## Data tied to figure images
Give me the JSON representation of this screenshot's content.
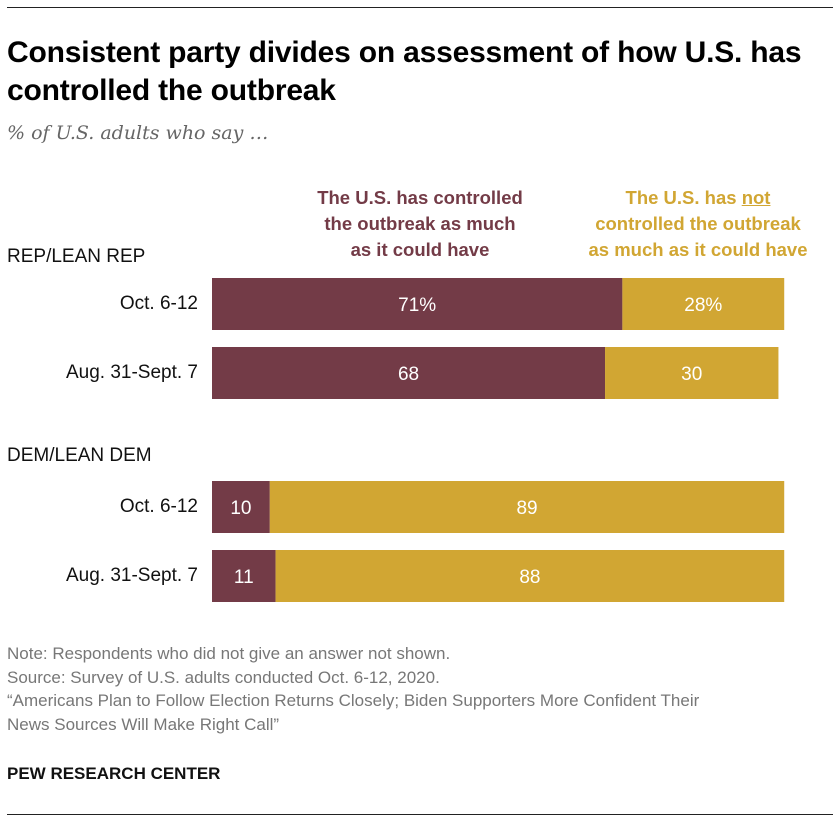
{
  "chart_data": {
    "type": "bar",
    "orientation": "horizontal",
    "stacked": true,
    "title": "Consistent party divides on assessment of how U.S. has controlled the outbreak",
    "subtitle": "% of U.S. adults who say …",
    "series": [
      {
        "name": "The U.S. has controlled the outbreak as much as it could have",
        "color": "#733b47"
      },
      {
        "name": "The U.S. has not controlled the outbreak as much as it could have",
        "color": "#d1a633"
      }
    ],
    "legend": {
      "a": {
        "line1": "The U.S. has controlled",
        "line2": "the outbreak as much",
        "line3": "as it could have"
      },
      "b": {
        "pre": "The U.S. has ",
        "emph": "not",
        "line2": "controlled the outbreak",
        "line3": "as much as it could have"
      }
    },
    "groups": [
      {
        "name": "REP/LEAN REP",
        "rows": [
          {
            "label": "Oct. 6-12",
            "values": [
              71,
              28
            ],
            "labels": [
              "71%",
              "28%"
            ]
          },
          {
            "label": "Aug. 31-Sept. 7",
            "values": [
              68,
              30
            ],
            "labels": [
              "68",
              "30"
            ]
          }
        ]
      },
      {
        "name": "DEM/LEAN DEM",
        "rows": [
          {
            "label": "Oct. 6-12",
            "values": [
              10,
              89
            ],
            "labels": [
              "10",
              "89"
            ]
          },
          {
            "label": "Aug. 31-Sept. 7",
            "values": [
              11,
              88
            ],
            "labels": [
              "11",
              "88"
            ]
          }
        ]
      }
    ],
    "xlim": [
      0,
      100
    ]
  },
  "footer": {
    "note": "Note: Respondents who did not give an answer not shown.",
    "source": "Source: Survey of U.S. adults conducted Oct. 6-12, 2020.",
    "report_line1": "“Americans Plan to Follow Election Returns Closely; Biden Supporters More Confident Their",
    "report_line2": "News Sources Will Make Right Call”",
    "brand": "PEW RESEARCH CENTER"
  }
}
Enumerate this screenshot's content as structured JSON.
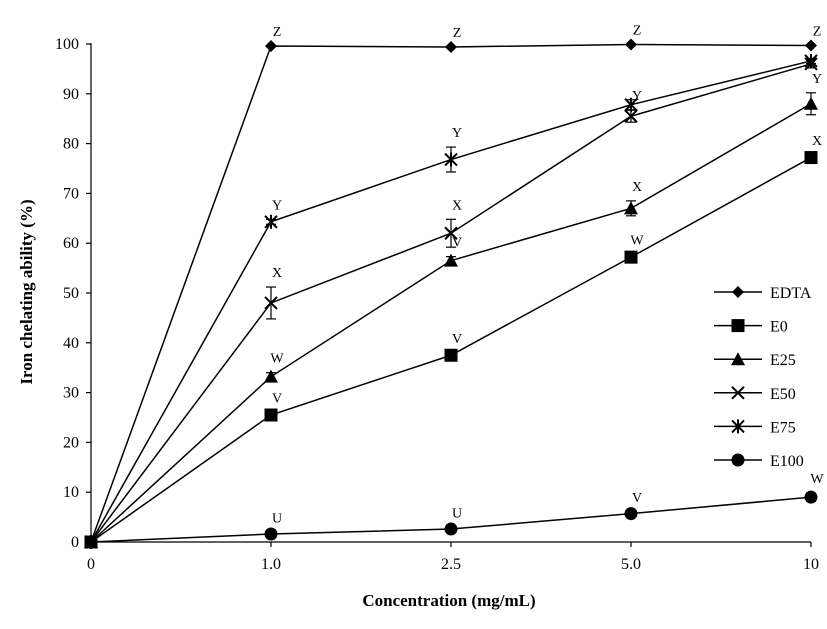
{
  "chart_data": {
    "type": "line",
    "xlabel": "Concentration (mg/mL)",
    "ylabel": "Iron chelating ability (%)",
    "categories": [
      "0",
      "1.0",
      "2.5",
      "5.0",
      "10"
    ],
    "ylim": [
      0,
      100
    ],
    "yticks": [
      0,
      10,
      20,
      30,
      40,
      50,
      60,
      70,
      80,
      90,
      100
    ],
    "grid": false,
    "legend_position": "right",
    "series": [
      {
        "name": "EDTA",
        "marker": "diamond",
        "values": [
          0,
          99.6,
          99.4,
          99.9,
          99.7
        ],
        "errors": [
          0,
          0,
          0,
          0,
          0
        ],
        "labels": [
          "",
          "Z",
          "Z",
          "Z",
          "Z"
        ]
      },
      {
        "name": "E0",
        "marker": "square",
        "values": [
          0,
          25.5,
          37.5,
          57.2,
          77.2
        ],
        "errors": [
          0,
          0.5,
          0.5,
          0.5,
          0.5
        ],
        "labels": [
          "",
          "V",
          "V",
          "W",
          "X"
        ]
      },
      {
        "name": "E25",
        "marker": "triangle",
        "values": [
          0,
          33.2,
          56.5,
          67.0,
          88.0
        ],
        "errors": [
          0,
          0.8,
          0.8,
          1.5,
          2.2
        ],
        "labels": [
          "",
          "W",
          "V",
          "X",
          "Y"
        ]
      },
      {
        "name": "E50",
        "marker": "x",
        "values": [
          0,
          48.0,
          62.0,
          85.5,
          96.0
        ],
        "errors": [
          0,
          3.2,
          2.8,
          1.2,
          0.8
        ],
        "labels": [
          "",
          "X",
          "X",
          "Y",
          ""
        ]
      },
      {
        "name": "E75",
        "marker": "star",
        "values": [
          0,
          64.3,
          76.8,
          87.8,
          96.6
        ],
        "errors": [
          0,
          0.5,
          2.5,
          1.0,
          0.5
        ],
        "labels": [
          "",
          "Y",
          "Y",
          "",
          ""
        ]
      },
      {
        "name": "E100",
        "marker": "circle",
        "values": [
          0,
          1.6,
          2.6,
          5.7,
          9.0
        ],
        "errors": [
          0,
          0.3,
          0.3,
          0.3,
          0.8
        ],
        "labels": [
          "",
          "U",
          "U",
          "V",
          "W"
        ]
      }
    ]
  }
}
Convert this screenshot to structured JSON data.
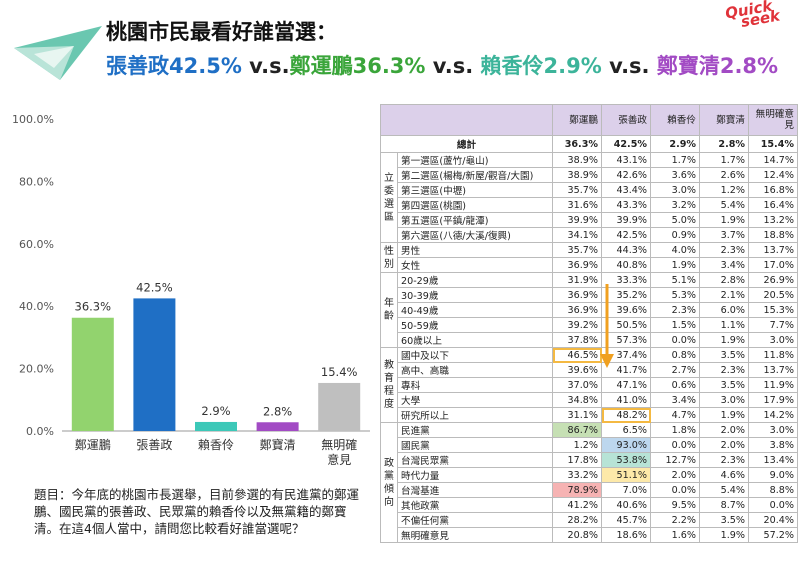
{
  "header": {
    "title": "桃園市民最看好誰當選：",
    "subtitle_parts": [
      {
        "text": "張善政42.5%",
        "cls": "t-chang"
      },
      {
        "text": " v.s.",
        "cls": "t-vs"
      },
      {
        "text": "鄭運鵬36.3%",
        "cls": "t-cheng"
      },
      {
        "text": " v.s. ",
        "cls": "t-vs"
      },
      {
        "text": "賴香伶2.9%",
        "cls": "t-lai"
      },
      {
        "text": " v.s. ",
        "cls": "t-vs"
      },
      {
        "text": "鄭寶清2.8%",
        "cls": "t-cheng2"
      }
    ],
    "brand_line1": "Quick",
    "brand_line2": "seek"
  },
  "chart_data": {
    "type": "bar",
    "categories": [
      "鄭運鵬",
      "張善政",
      "賴香伶",
      "鄭寶清",
      "無明確意見"
    ],
    "category_lines": [
      [
        "鄭運鵬"
      ],
      [
        "張善政"
      ],
      [
        "賴香伶"
      ],
      [
        "鄭寶清"
      ],
      [
        "無明確",
        "意見"
      ]
    ],
    "values": [
      36.3,
      42.5,
      2.9,
      2.8,
      15.4
    ],
    "value_labels": [
      "36.3%",
      "42.5%",
      "2.9%",
      "2.8%",
      "15.4%"
    ],
    "colors": [
      "#92d36e",
      "#1f6fc5",
      "#3cc8b8",
      "#a24bc4",
      "#bfbfbf"
    ],
    "yticks": [
      "0.0%",
      "20.0%",
      "40.0%",
      "60.0%",
      "80.0%",
      "100.0%"
    ],
    "ylim": [
      0,
      100
    ],
    "grid": false
  },
  "question": "題目：今年底的桃園市長選舉，目前參選的有民進黨的鄭運鵬、國民黨的張善政、民眾黨的賴香伶以及無黨籍的鄭寶清。在這4個人當中，請問您比較看好誰當選呢？",
  "table": {
    "headers": [
      "鄭運鵬",
      "張善政",
      "賴香伶",
      "鄭寶清",
      "無明確意見"
    ],
    "total": {
      "label": "總計",
      "values": [
        "36.3%",
        "42.5%",
        "2.9%",
        "2.8%",
        "15.4%"
      ]
    },
    "groups": [
      {
        "label": "立委選區",
        "rows": [
          {
            "label": "第一選區(蘆竹/龜山)",
            "values": [
              "38.9%",
              "43.1%",
              "1.7%",
              "1.7%",
              "14.7%"
            ]
          },
          {
            "label": "第二選區(楊梅/新屋/觀音/大園)",
            "values": [
              "38.9%",
              "42.6%",
              "3.6%",
              "2.6%",
              "12.4%"
            ]
          },
          {
            "label": "第三選區(中壢)",
            "values": [
              "35.7%",
              "43.4%",
              "3.0%",
              "1.2%",
              "16.8%"
            ]
          },
          {
            "label": "第四選區(桃園)",
            "values": [
              "31.6%",
              "43.3%",
              "3.2%",
              "5.4%",
              "16.4%"
            ]
          },
          {
            "label": "第五選區(平鎮/龍潭)",
            "values": [
              "39.9%",
              "39.9%",
              "5.0%",
              "1.9%",
              "13.2%"
            ]
          },
          {
            "label": "第六選區(八德/大溪/復興)",
            "values": [
              "34.1%",
              "42.5%",
              "0.9%",
              "3.7%",
              "18.8%"
            ]
          }
        ]
      },
      {
        "label": "性別",
        "rows": [
          {
            "label": "男性",
            "values": [
              "35.7%",
              "44.3%",
              "4.0%",
              "2.3%",
              "13.7%"
            ]
          },
          {
            "label": "女性",
            "values": [
              "36.9%",
              "40.8%",
              "1.9%",
              "3.4%",
              "17.0%"
            ]
          }
        ]
      },
      {
        "label": "年齡",
        "rows": [
          {
            "label": "20-29歲",
            "values": [
              "31.9%",
              "33.3%",
              "5.1%",
              "2.8%",
              "26.9%"
            ]
          },
          {
            "label": "30-39歲",
            "values": [
              "36.9%",
              "35.2%",
              "5.3%",
              "2.1%",
              "20.5%"
            ]
          },
          {
            "label": "40-49歲",
            "values": [
              "36.9%",
              "39.6%",
              "2.3%",
              "6.0%",
              "15.3%"
            ]
          },
          {
            "label": "50-59歲",
            "values": [
              "39.2%",
              "50.5%",
              "1.5%",
              "1.1%",
              "7.7%"
            ]
          },
          {
            "label": "60歲以上",
            "values": [
              "37.8%",
              "57.3%",
              "0.0%",
              "1.9%",
              "3.0%"
            ]
          }
        ]
      },
      {
        "label": "教育程度",
        "rows": [
          {
            "label": "國中及以下",
            "values": [
              "46.5%",
              "37.4%",
              "0.8%",
              "3.5%",
              "11.8%"
            ],
            "hl": [
              0
            ]
          },
          {
            "label": "高中、高職",
            "values": [
              "39.6%",
              "41.7%",
              "2.7%",
              "2.3%",
              "13.7%"
            ]
          },
          {
            "label": "專科",
            "values": [
              "37.0%",
              "47.1%",
              "0.6%",
              "3.5%",
              "11.9%"
            ]
          },
          {
            "label": "大學",
            "values": [
              "34.8%",
              "41.0%",
              "3.4%",
              "3.0%",
              "17.9%"
            ]
          },
          {
            "label": "研究所以上",
            "values": [
              "31.1%",
              "48.2%",
              "4.7%",
              "1.9%",
              "14.2%"
            ],
            "hl": [
              1
            ]
          }
        ]
      },
      {
        "label": "政黨傾向",
        "rows": [
          {
            "label": "民進黨",
            "values": [
              "86.7%",
              "6.5%",
              "1.8%",
              "2.0%",
              "3.0%"
            ],
            "bg": {
              "0": "bg-green"
            }
          },
          {
            "label": "國民黨",
            "values": [
              "1.2%",
              "93.0%",
              "0.0%",
              "2.0%",
              "3.8%"
            ],
            "bg": {
              "1": "bg-blue"
            }
          },
          {
            "label": "台灣民眾黨",
            "values": [
              "17.8%",
              "53.8%",
              "12.7%",
              "2.3%",
              "13.4%"
            ],
            "bg": {
              "1": "bg-teal"
            }
          },
          {
            "label": "時代力量",
            "values": [
              "33.2%",
              "51.1%",
              "2.0%",
              "4.6%",
              "9.0%"
            ],
            "bg": {
              "1": "bg-yellow"
            }
          },
          {
            "label": "台灣基進",
            "values": [
              "78.9%",
              "7.0%",
              "0.0%",
              "5.4%",
              "8.8%"
            ],
            "bg": {
              "0": "bg-pink"
            }
          },
          {
            "label": "其他政黨",
            "values": [
              "41.2%",
              "40.6%",
              "9.5%",
              "8.7%",
              "0.0%"
            ]
          },
          {
            "label": "不偏任何黨",
            "values": [
              "28.2%",
              "45.7%",
              "2.2%",
              "3.5%",
              "20.4%"
            ]
          },
          {
            "label": "無明確意見",
            "values": [
              "20.8%",
              "18.6%",
              "1.6%",
              "1.9%",
              "57.2%"
            ]
          }
        ]
      }
    ]
  }
}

## Task objective
Tally the lines of the data that contain the string "controlled" and report the total alone.

## Task solution
5